Requirements — Examine the records and identify each line that includes the string "имени". Copy those lines.
━━━ Data for this task
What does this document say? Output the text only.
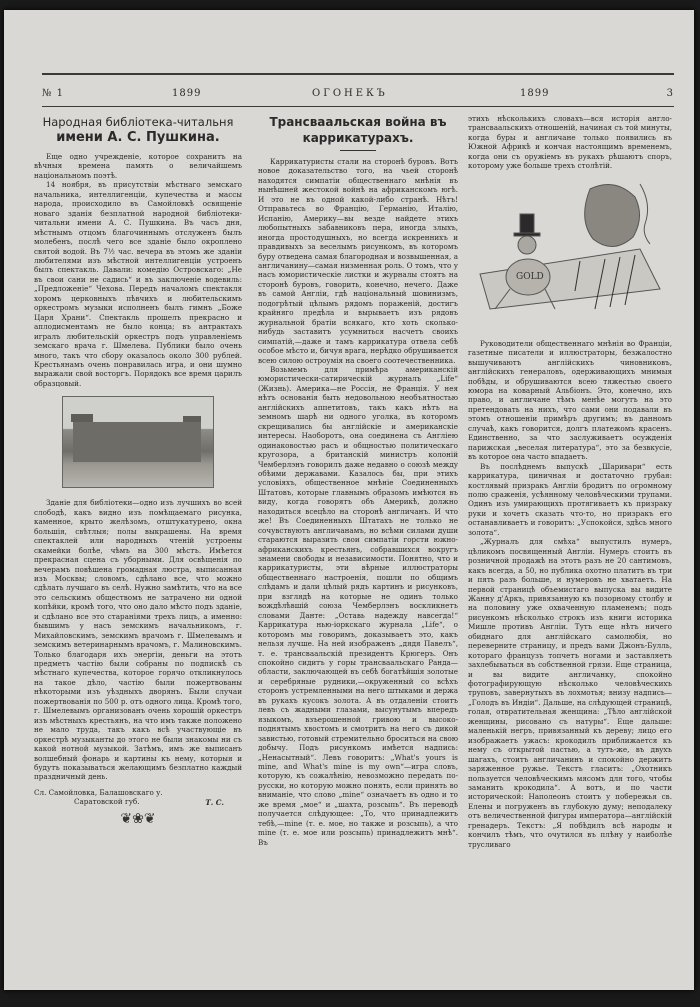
№ 1	1899	ОГОНЕКЪ	1899	3
Народная библіотека-читальня
имени А. С. Пушкина.

Еще одно учрежденіе, которое сохранитъ на вѣчныя времена память о величайшемъ національномъ поэтѣ.

14 ноября, въ присутствіи мѣстнаго земскаго начальника, интеллигенціи, купечества и массы народа, происходило въ Самойловкѣ освященіе новаго зданія безплатной народной библіотеки-читальни имени А. С. Пушкина. Въ часъ дня, мѣстнымъ отцомъ благочиннымъ отслуженъ былъ молебенъ, послѣ чего все зданіе было окроплено святой водой. Въ 7½ час. вечера въ этомъ же зданіи любителями изъ мѣстной интеллигенціи устроенъ былъ спектакль. Давали: комедію Островскаго: „Не въ свои сани не садись“ и въ заключеніе водевиль: „Предложеніе“ Чехова. Передъ началомъ спектакля хоромъ церковныхъ пѣвчихъ и любительскимъ оркестромъ музыки исполненъ былъ гимнъ „Боже Царя Храни“. Спектакль прошелъ прекрасно и аплодисментамъ не было конца; въ антрактахъ игралъ любительскій оркестръ подъ управленіемъ земскаго врача г. Шмелева. Публики было очень много, такъ что сбору оказалось около 300 рублей. Крестьянамъ очень понравилась игра, и они шумно выражали свой восторгъ. Порядокъ все время царилъ образцовый.

Зданіе для библіотеки—одно изъ лучшихъ во всей слободѣ, какъ видно изъ помѣщаемаго рисунка, каменное, крыто желѣзомъ, отштукатурено, окна большія, свѣтлыя; полы выкрашены. На время спектаклей или народныхъ чтеній устроены скамейки болѣе, чѣмъ на 300 мѣстъ. Имѣется прекрасная сцена съ уборными. Для освѣщенія по вечерамъ повѣшена громадная люстра, выписанная изъ Москвы; словомъ, сдѣлано все, что можно сдѣлать лучшаго въ селѣ. Нужно замѣтить, что на все это сельскимъ обществомъ не затрачено ни одной копѣйки, кромѣ того, что оно дало мѣсто подъ зданіе, и сдѣлано все это стараніями трехъ лицъ, а именно: бывшимъ у насъ земскимъ начальникомъ, г. Михайловскимъ, земскимъ врачомъ г. Шмелевымъ и земскимъ ветеринарнымъ врачомъ, г. Малиновскимъ. Только благодаря ихъ энергіи, деньги на этотъ предметъ частію были собраны по подпискѣ съ мѣстнаго купечества, которое горячо откликнулось на такое дѣло, частію были пожертвованы нѣкоторыми изъ уѣздныхъ дворянъ. Были случаи пожертвованія по 500 р. отъ одного лица. Кромѣ того, г. Шмелевымъ организованъ очень хорошій оркестръ изъ мѣстныхъ крестьянъ, на что имъ также положено не мало труда, такъ какъ всѣ участвующіе въ оркестрѣ музыканты до этого не были знакомы ни съ какой нотной музыкой. Затѣмъ, имъ же выписанъ волшебный фонарь и картины къ нему, которыя и будутъ показываться желающимъ безплатно каждый праздничный день.

Сл. Самойловка, Балашовскаго у.

Саратовской губ.	Т. С.
❦❀❦
Трансваальская война въ
каррикатурахъ.

Каррикатуристы стали на сторонѣ буровъ. Вотъ новое доказательство того, на чьей сторонѣ находятся симпатіи общественнаго мнѣнія въ нынѣшней жестокой войнѣ на африканскомъ югѣ. И это не въ одной какой-либо странѣ. Нѣтъ! Отправьтесь во Францію, Германію, Италію, Испанію, Америку—вы везде найдете этихъ любопытныхъ забавниковъ пера, иногда злыхъ, иногда простодушныхъ, но всегда искреннихъ и правдивыхъ за веселымъ рисункомъ, въ которомъ буру отведена самая благородная и возвышенная, а англичанину—самая низменная роль. О томъ, что у насъ юмористическіе листки и журналы стоятъ на сторонѣ буровъ, говорить, конечно, нечего. Даже въ самой Англіи, гдѣ національный шовинизмъ, подогрѣтый цѣлымъ рядомъ пораженій, достигъ крайняго предѣла и вырываетъ изъ рядовъ журнальной братіи всякаго, кто хоть сколько-нибудь заставитъ усумниться насчетъ своихъ симпатій,—даже и тамъ каррикатура отвела себѣ особое мѣсто и, бичуя врага, нерѣдко обрушивается всею силою остроумія на своего соотечественника.

Возьмемъ для примѣра американскій юмористически-сатирическій журналъ „Life“ (Жизнь). Америка—не Россія, не Франція. У нея нѣтъ основанія быть недовольною необъятностью англійскихъ аппетитовъ, такъ какъ нѣтъ на земномъ шарѣ ни одного уголка, въ которомъ скрещивались бы англійскіе и американскіе интересы. Наоборотъ, она соединена съ Англіею одинаковостью расъ и общностью политическаго кругозора, а британскій министръ колоній Чемберлэнъ говорилъ даже недавно о союзѣ между обѣими державами. Казалось бы, при этихъ условіяхъ, общественное мнѣніе Соединенныхъ Штатовъ, которые главнымъ образомъ имѣются въ виду, когда говорятъ объ Америкѣ, должно находиться всецѣло на сторонѣ англичанъ. И что же! Въ Соединенныхъ Штатахъ не только не сочувствуютъ англичанамъ, но всѣми силами души стараются выразить свои симпатіи горсти южно-африканскихъ крестьянъ, собравшихся вокругъ знамени свободы и независимости. Понятно, что и каррикатуристы, эти вѣрные иллюстраторы общественнаго настроенія, пошли по общимъ слѣдамъ и дали цѣлый рядъ картинъ и рисунковъ, при взглядѣ на которые не одинъ только вождѣлѣвшій союза Чемберлэнъ воскликнетъ словами Данте: „Оставь надежду навсегда!“ Каррикатура нью-іоркскаго журнала „Life“, о которомъ мы говоримъ, доказываетъ это, какъ нельзя лучше. На ней изображенъ „дядя Павелъ“, т. е. трансваальскій президентъ Крюгеръ. Онъ спокойно сидитъ у горы трансваальскаго Ранда—области, заключающей въ себѣ богатѣйшія золотые и серебряные рудники,—окруженный со всѣхъ сторонъ устремленными на него штыками и держа въ рукахъ кусокъ золота. А въ отдаленіи стоитъ левъ съ жадными глазами, высунутымъ впередъ языкомъ, взъерошенной гривою и высоко-поднятымъ хвостомъ и смотритъ на него съ дикой завистью, готовый стремительно броситься на свою добычу. Подъ рисункомъ имѣется надпись: „Ненасытный“. Левъ говоритъ: „What's yours is mine, and What's mine is my own“—игра словъ, которую, къ сожалѣнію, невозможно передать по-русски, но которую можно понять, если принять во вниманіе, что слово „mine“ означаетъ въ одно и то же время „мое“ и „шахта, розсыпь“. Въ переводѣ получается слѣдующее: „То, что принадлежитъ тебѣ,—mine (т. е. мое, но также и розсыпь), а что mine (т. е. мое или розсыпь) принадлежитъ мнѣ“. Въ

этихъ нѣсколькихъ словахъ—вся исторія англо-трансваальскихъ отношеній, начиная съ той минуты, когда буры и англичане только появились въ Южной Африкѣ и кончая настоящимъ временемъ, когда они съ оружіемъ въ рукахъ рѣшаютъ споръ, которому уже больше трехъ столѣтій.

GOLD

Руководители общественнаго мнѣнія во Франціи, газетные писатели и иллюстраторы, безжалостно вышучиваютъ англійскихъ чиновниковъ, англійскихъ генераловъ, одерживающихъ мнимыя побѣды, и обрушиваются всею тяжестью своего юмора на коварный Альбіонъ. Это, конечно, ихъ право, и англичане тѣмъ менѣе могутъ на это претендовать на нихъ, что сами они подавали въ этомъ отношеніи примѣръ другимъ; въ данномъ случаѣ, какъ говорится, долгъ платежомъ красенъ. Единственно, за что заслуживаетъ осужденія парижская „веселая литература“, это за безвкусіе, въ которое она часто впадаетъ.

Въ послѣднемъ выпускѣ „Шаривари“ есть каррикатура, циничная и достаточно грубая: костлявый призракъ Англіи бродитъ по огромному полю сраженія, усѣянному человѣческими трупами. Одинъ изъ умирающихъ протягиваетъ къ призраку руки и хочетъ сказать что-то, но призракъ его останавливаетъ и говоритъ: „Успокойся, здѣсь много золота“.

„Журналъ для смѣха“ выпустилъ нумеръ, цѣликомъ посвященный Англіи. Нумеръ стоитъ въ розничной продажѣ на этотъ разъ не 20 сантимовъ, какъ всегда, а 50, но публика охотно платитъ въ три и пять разъ больше, и нумеровъ не хватаетъ. На первой страницѣ объемистаго выпуска вы видите Жанну д'Аркъ, привязанную къ позорному столбу и на половину уже охваченную пламенемъ; подъ рисункомъ нѣсколько строкъ изъ книги историка Мишле противъ Англіи. Тутъ еще нѣтъ ничего обиднаго для англійскаго самолюбія, но переверните страницу, и предъ вами Джонъ-Булль, котораго французъ топчетъ ногами и заставляетъ захлебываться въ собственной грязи. Еще страница, и вы видите англичанку, спокойно фотографирующую нѣсколько человѣческихъ труповъ, завернутыхъ въ лохмотья; внизу надпись—„Голодъ въ Индіи“. Дальше, на слѣдующей страницѣ, голая, отвратительная женщина: „Тѣло англійской женщины, рисовано съ натуры“. Еще дальше: маленькій негръ, привязанный къ дереву; лицо его изображаетъ ужасъ: крокодилъ приближается къ нему съ открытой пастью, а тутъ-же, въ двухъ шагахъ, стоитъ англичанинъ и спокойно держитъ заряженное ружье. Текстъ гласитъ: „Охотникъ пользуется человѣческимъ мясомъ для того, чтобы заманить крокодила“. А вотъ, и по части исторической: Наполеонъ стоитъ у побережья св. Елены и погруженъ въ глубокую думу; неподалеку отъ величественной фигуры императора—англійскій гренадеръ. Текстъ: „Я побѣдилъ всѣ народы и кончилъ тѣмъ, что очутился въ плѣну у наиболѣе трусливаго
━━━━━━
Solved exercise —
имени А. С. Пушкина.
14 ноября, въ присутствіи мѣстнаго земскаго начальника, интеллигенціи, купечества и массы народа, происходило въ Самойловкѣ освященіе новаго зданія безплатной народной библіотеки-читальни имени А. С. Пушкина. Въ часъ дня, мѣстнымъ отцомъ благочиннымъ отслуженъ былъ молебенъ, послѣ чего все зданіе было окроплено святой водой. Въ 7½ час. вечера въ этомъ же зданіи любителями изъ мѣстной интеллигенціи устроенъ былъ спектакль. Давали: комедію Островскаго: „Не въ свои сани не садись“ и въ заключеніе водевиль: „Предложеніе“ Чехова. Передъ началомъ спектакля хоромъ церковныхъ пѣвчихъ и любительскимъ оркестромъ музыки исполненъ былъ гимнъ „Боже Царя Храни“. Спектакль прошелъ прекрасно и аплодисментамъ не было конца; въ антрактахъ игралъ любительскій оркестръ подъ управленіемъ земскаго врача г. Шмелева. Публики было очень много, такъ что сбору оказалось около 300 рублей. Крестьянамъ очень понравилась игра, и они шумно выражали свой восторгъ. Порядокъ все время царилъ образцовый.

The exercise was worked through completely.